● **TASK INSTRUCTIONS**: Rewrite the lines of the data below as a numbered list, skipping any blank lines. Start with the line containing "- heatmap-cell: [285, 116, 305, 138]", end with the line containing "- heatmap-cell: [710, 95, 730, 117]", include both, and list nothing else.

● **Records from a collection**:
------------------------------------------------------------

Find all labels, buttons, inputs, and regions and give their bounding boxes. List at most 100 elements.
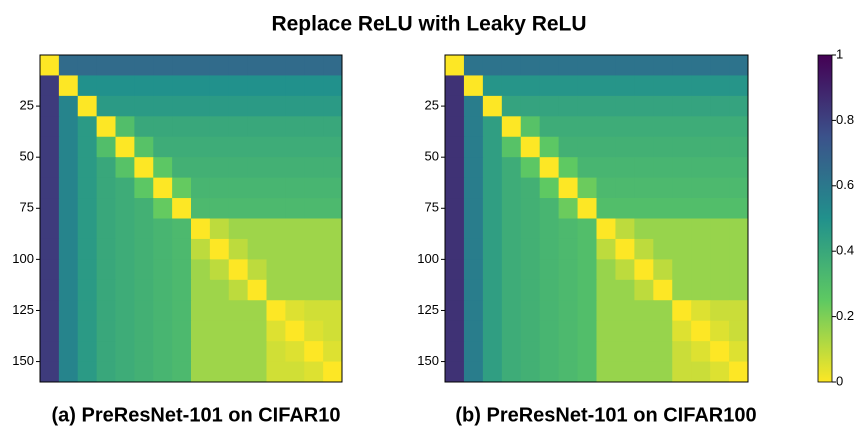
- heatmap-cell: [285, 116, 305, 138]
- heatmap-cell: [58, 238, 79, 260]
- heatmap-cell: [134, 218, 154, 240]
- heatmap-cell: [445, 177, 465, 199]
- heatmap-cell: [134, 320, 154, 342]
- heatmap-cell: [463, 177, 484, 199]
- heatmap-cell: [191, 157, 211, 179]
- heatmap-cell: [729, 361, 749, 383]
- heatmap-cell: [304, 238, 324, 260]
- heatmap-cell: [172, 320, 192, 342]
- colorbar-tick-label: 0.6: [836, 177, 854, 192]
- heatmap-cell: [691, 218, 711, 240]
- heatmap-cell: [304, 157, 324, 179]
- heatmap-cell: [577, 157, 597, 179]
- heatmap-cell: [266, 116, 286, 138]
- heatmap-cell: [634, 218, 654, 240]
- heatmap-cell: [520, 361, 541, 383]
- heatmap-cell: [77, 177, 98, 199]
- heatmap-cell: [445, 218, 465, 240]
- heatmap-cell: [615, 157, 635, 179]
- heatmap-cell: [58, 259, 79, 281]
- heatmap-cell: [77, 320, 98, 342]
- heatmap-cell: [58, 300, 79, 322]
- heatmap-cell: [482, 55, 503, 76]
- heatmap-cell: [672, 361, 692, 383]
- heatmap-cell: [577, 116, 597, 138]
- heatmap-cell: [520, 177, 541, 199]
- heatmap-cell: [134, 279, 154, 301]
- heatmap-cell: [672, 55, 692, 76]
- heatmap-cell: [482, 95, 503, 117]
- heatmap-cell: [596, 95, 616, 117]
- heatmap-cell: [445, 136, 465, 158]
- heatmap-cell: [153, 218, 173, 240]
- heatmap-cell: [40, 198, 60, 219]
- heatmap-cell: [501, 279, 522, 301]
- heatmap-cell: [710, 95, 730, 117]
- heatmap-cell: [266, 218, 286, 240]
- heatmap-cell: [228, 238, 249, 260]
- heatmap-cell: [153, 259, 173, 281]
- heatmap-cell: [209, 116, 230, 138]
- heatmap-cell: [710, 341, 730, 363]
- heatmap-cell: [482, 136, 503, 158]
- heatmap-cell: [77, 361, 98, 383]
- heatmap-cell: [501, 361, 522, 383]
- heatmap-cell: [634, 238, 654, 260]
- heatmap-cell: [285, 341, 305, 363]
- heatmap-cell: [285, 279, 305, 301]
- heatmap-cell: [729, 198, 749, 219]
- heatmap-cell: [266, 259, 286, 281]
- heatmap-cell: [96, 279, 116, 301]
- heatmap-cell: [691, 177, 711, 199]
- heatmap-cell: [115, 279, 135, 301]
- heatmap-cell: [445, 341, 465, 363]
- heatmap-cell: [710, 238, 730, 260]
- heatmap-cell: [463, 320, 484, 342]
- heatmap-cell: [710, 177, 730, 199]
- heatmap-cell: [58, 116, 79, 138]
- heatmap-cell: [77, 238, 98, 260]
- heatmap-cell: [672, 116, 692, 138]
- heatmap-cell: [501, 198, 522, 219]
- heatmap-cell: [266, 177, 286, 199]
- heatmap-cell: [615, 341, 635, 363]
- heatmap-cell: [96, 300, 116, 322]
- heatmap-cell: [729, 136, 749, 158]
- heatmap-cell: [710, 136, 730, 158]
- heatmap-cell: [596, 136, 616, 158]
- heatmap-cell: [247, 218, 267, 240]
- heatmap-cell: [558, 198, 579, 219]
- heatmap-cell: [445, 157, 465, 179]
- heatmap-cell: [304, 361, 324, 383]
- heatmap-cell: [96, 55, 116, 76]
- heatmap-cell: [228, 198, 249, 219]
- heatmap-cell: [323, 136, 343, 158]
- heatmap-cell: [115, 361, 135, 383]
- heatmap-cell: [58, 95, 79, 117]
- heatmap-cell: [191, 259, 211, 281]
- heatmap-cell: [539, 116, 560, 138]
- heatmap-cell: [96, 320, 116, 342]
- heatmap-cell: [653, 320, 673, 342]
- heatmap-cell: [577, 361, 597, 383]
- heatmap-cell: [710, 300, 730, 322]
- heatmap-cell: [482, 300, 503, 322]
- heatmap-cell: [77, 341, 98, 363]
- heatmap-cell: [191, 198, 211, 219]
- y-tick-label: 50: [425, 149, 439, 164]
- heatmap-cell: [615, 279, 635, 301]
- heatmap-cell: [596, 300, 616, 322]
- heatmap-cell: [672, 136, 692, 158]
- heatmap-cell: [304, 300, 324, 322]
- colorbar-tick-label: 0: [836, 373, 843, 388]
- heatmap-cell: [596, 361, 616, 383]
- heatmap-cell: [266, 95, 286, 117]
- heatmap-cell: [539, 218, 560, 240]
- heatmap-cell: [577, 218, 597, 240]
- heatmap-cell: [228, 95, 249, 117]
- heatmap-cell: [577, 238, 597, 260]
- heatmap-cell: [96, 218, 116, 240]
- heatmap-cell: [58, 157, 79, 179]
- heatmap-cell: [247, 341, 267, 363]
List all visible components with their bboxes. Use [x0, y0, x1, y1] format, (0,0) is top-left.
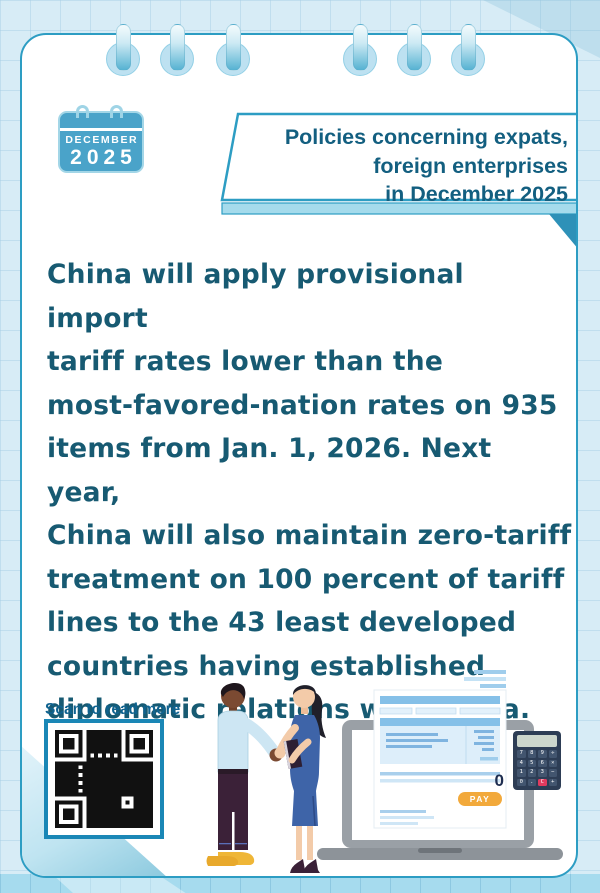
invoice-amount: 0: [494, 771, 504, 790]
binder-ring-icon: [160, 24, 194, 76]
calculator-key: 0: [517, 778, 526, 786]
qr-code: [44, 719, 164, 839]
pay-button: PAY: [458, 792, 502, 806]
calculator-key: 5: [527, 759, 536, 767]
calculator-icon: 7 8 9 ÷ 4 5 6 × 1 2 3− 0. C +: [513, 731, 561, 790]
calendar-ring-icon: [76, 105, 89, 118]
calculator-key: 1: [517, 769, 526, 777]
policy-paragraph: China will apply provisional import tari…: [47, 259, 572, 725]
calendar-month: DECEMBER: [65, 134, 139, 146]
calculator-keys: 7 8 9 ÷ 4 5 6 × 1 2 3− 0. C +: [517, 750, 557, 786]
calculator-key: ×: [548, 759, 557, 767]
bottom-band-highlight: [52, 874, 186, 893]
calculator-key: 4: [517, 759, 526, 767]
calculator-key: C: [538, 778, 547, 786]
calculator-key: +: [548, 778, 557, 786]
bottom-grid-band: [0, 874, 600, 893]
calculator-key: 9: [538, 750, 547, 758]
calculator-key: .: [527, 778, 536, 786]
handshake-illustration: [206, 683, 326, 873]
calendar-divider: [60, 128, 142, 131]
businesswoman-figure: [274, 685, 326, 873]
scan-to-read-label: Scan to read more: [45, 701, 181, 718]
qr-pattern: [55, 730, 153, 828]
banner-shape: [220, 112, 576, 247]
calendar-icon: DECEMBER 2025: [58, 105, 144, 173]
calculator-screen: [517, 735, 557, 747]
binder-ring-icon: [106, 24, 140, 76]
binder-ring-icon: [451, 24, 485, 76]
calculator-key: −: [548, 769, 557, 777]
binder-ring-icon: [397, 24, 431, 76]
notebook-card: DECEMBER 2025 Policies concerning expats…: [20, 33, 578, 878]
calendar-ring-icon: [110, 105, 123, 118]
calculator-key: 8: [527, 750, 536, 758]
page-title: Policies concerning expats, foreign ente…: [284, 125, 568, 206]
calculator-key: 6: [538, 759, 547, 767]
calculator-key: 3: [538, 769, 547, 777]
calculator-key: 7: [517, 750, 526, 758]
calculator-key: 2: [527, 769, 536, 777]
calculator-key: ÷: [548, 750, 557, 758]
banner-tail-icon: [549, 214, 576, 247]
calendar-year: 2025: [70, 146, 137, 169]
binder-ring-icon: [216, 24, 250, 76]
binder-ring-icon: [343, 24, 377, 76]
laptop-illustration: [317, 670, 563, 860]
businessman-figure: [206, 683, 283, 866]
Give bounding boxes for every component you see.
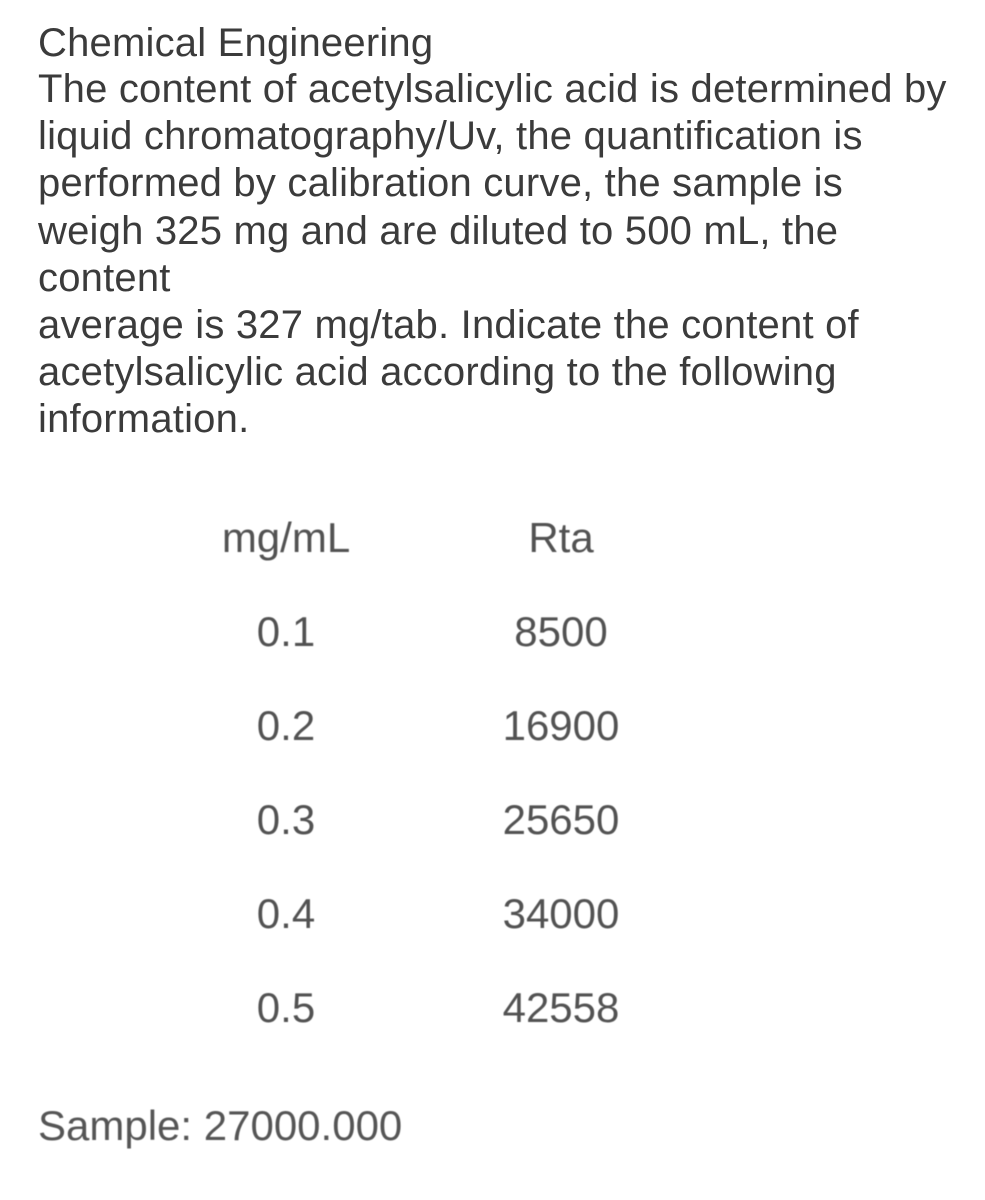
cell-rta: 8500 (436, 608, 686, 702)
problem-paragraph-1: The content of acetylsalicylic acid is d… (38, 66, 955, 302)
col-header-rta: Rta (436, 514, 686, 608)
subject-heading: Chemical Engineering (38, 20, 955, 66)
col-header-concentration: mg/mL (136, 514, 436, 608)
cell-rta: 34000 (436, 890, 686, 984)
cell-concentration: 0.4 (136, 890, 436, 984)
problem-paragraph-2: average is 327 mg/tab. Indicate the cont… (38, 302, 955, 444)
table-row: 0.5 42558 (136, 984, 686, 1032)
table-row: 0.1 8500 (136, 608, 686, 702)
table-row: 0.2 16900 (136, 702, 686, 796)
table-header-row: mg/mL Rta (136, 514, 686, 608)
calibration-table: mg/mL Rta 0.1 8500 0.2 16900 0.3 25650 (136, 514, 686, 1032)
sample-value: Sample: 27000.000 (38, 1102, 955, 1150)
table-row: 0.3 25650 (136, 796, 686, 890)
page-root: Chemical Engineering The content of acet… (0, 0, 985, 1170)
cell-concentration: 0.5 (136, 984, 436, 1032)
cell-concentration: 0.1 (136, 608, 436, 702)
cell-concentration: 0.3 (136, 796, 436, 890)
cell-rta: 25650 (436, 796, 686, 890)
cell-rta: 42558 (436, 984, 686, 1032)
table-row: 0.4 34000 (136, 890, 686, 984)
cell-rta: 16900 (436, 702, 686, 796)
calibration-table-wrap: mg/mL Rta 0.1 8500 0.2 16900 0.3 25650 (136, 514, 955, 1032)
cell-concentration: 0.2 (136, 702, 436, 796)
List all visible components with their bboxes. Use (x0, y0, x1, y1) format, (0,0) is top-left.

------------------------------------------------------------

● **ANSWER TO THIS PROBLEM**:
1. - heatmap-cell: [285, 116, 305, 138]
2. - heatmap-cell: [58, 238, 79, 260]
3. - heatmap-cell: [134, 218, 154, 240]
4. - heatmap-cell: [445, 177, 465, 199]
5. - heatmap-cell: [134, 320, 154, 342]
6. - heatmap-cell: [463, 177, 484, 199]
7. - heatmap-cell: [191, 157, 211, 179]
8. - heatmap-cell: [729, 361, 749, 383]
9. - heatmap-cell: [304, 238, 324, 260]
10. - heatmap-cell: [172, 320, 192, 342]
11. - colorbar-tick-label: 0.6: [836, 177, 854, 192]
12. - heatmap-cell: [691, 218, 711, 240]
13. - heatmap-cell: [304, 157, 324, 179]
14. - heatmap-cell: [577, 157, 597, 179]
15. - heatmap-cell: [266, 116, 286, 138]
16. - heatmap-cell: [634, 218, 654, 240]
17. - heatmap-cell: [520, 361, 541, 383]
18. - heatmap-cell: [77, 177, 98, 199]
19. - heatmap-cell: [445, 218, 465, 240]
20. - heatmap-cell: [615, 157, 635, 179]
21. - heatmap-cell: [58, 259, 79, 281]
22. - heatmap-cell: [77, 320, 98, 342]
23. - heatmap-cell: [58, 300, 79, 322]
24. - heatmap-cell: [482, 55, 503, 76]
25. - heatmap-cell: [672, 361, 692, 383]
26. - heatmap-cell: [577, 116, 597, 138]
27. - heatmap-cell: [520, 177, 541, 199]
28. - heatmap-cell: [134, 279, 154, 301]
29. - heatmap-cell: [672, 55, 692, 76]
30. - heatmap-cell: [482, 95, 503, 117]
31. - heatmap-cell: [596, 95, 616, 117]
32. - heatmap-cell: [445, 136, 465, 158]
33. - heatmap-cell: [153, 218, 173, 240]
34. - heatmap-cell: [40, 198, 60, 219]
35. - heatmap-cell: [501, 279, 522, 301]
36. - heatmap-cell: [710, 95, 730, 117]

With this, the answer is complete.